[Begin]

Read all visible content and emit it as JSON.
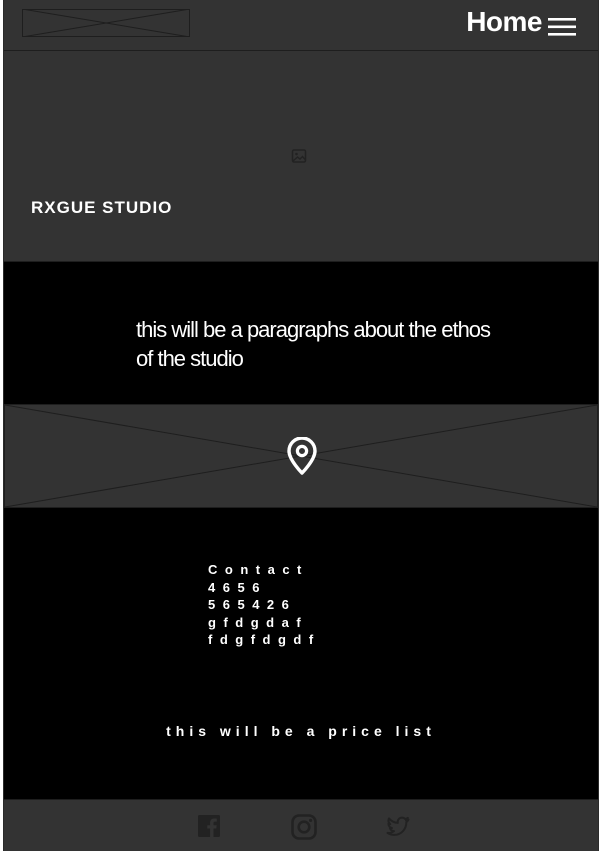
{
  "header": {
    "nav_label": "Home"
  },
  "hero": {
    "title": "RXGUE STUDIO"
  },
  "ethos": {
    "text": "this will be a paragraphs about the ethos of the studio"
  },
  "contact": {
    "lines": [
      "Contact",
      "4656",
      "565426",
      "gfdgdaf",
      "fdgfdgdf"
    ]
  },
  "price": {
    "text": "this will be a price list"
  },
  "footer": {
    "icons": [
      "facebook-icon",
      "instagram-icon",
      "twitter-icon"
    ]
  },
  "colors": {
    "panel": "#333333",
    "background": "#000000",
    "text": "#ffffff",
    "icon_muted": "#222222"
  }
}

[End]

Exclude the images, then output the data above word for word.

=== Solution to this exercise ===
Read all visible content and emit it as JSON.
{
  "header": {
    "nav_label": "Home"
  },
  "hero": {
    "title": "RXGUE STUDIO"
  },
  "ethos": {
    "text": "this will be a paragraphs about the ethos of the studio"
  },
  "contact": {
    "lines": [
      "Contact",
      "4656",
      "565426",
      "gfdgdaf",
      "fdgfdgdf"
    ]
  },
  "price": {
    "text": "this will be a price list"
  },
  "footer": {
    "icons": [
      "facebook-icon",
      "instagram-icon",
      "twitter-icon"
    ]
  },
  "colors": {
    "panel": "#333333",
    "background": "#000000",
    "text": "#ffffff",
    "icon_muted": "#222222"
  }
}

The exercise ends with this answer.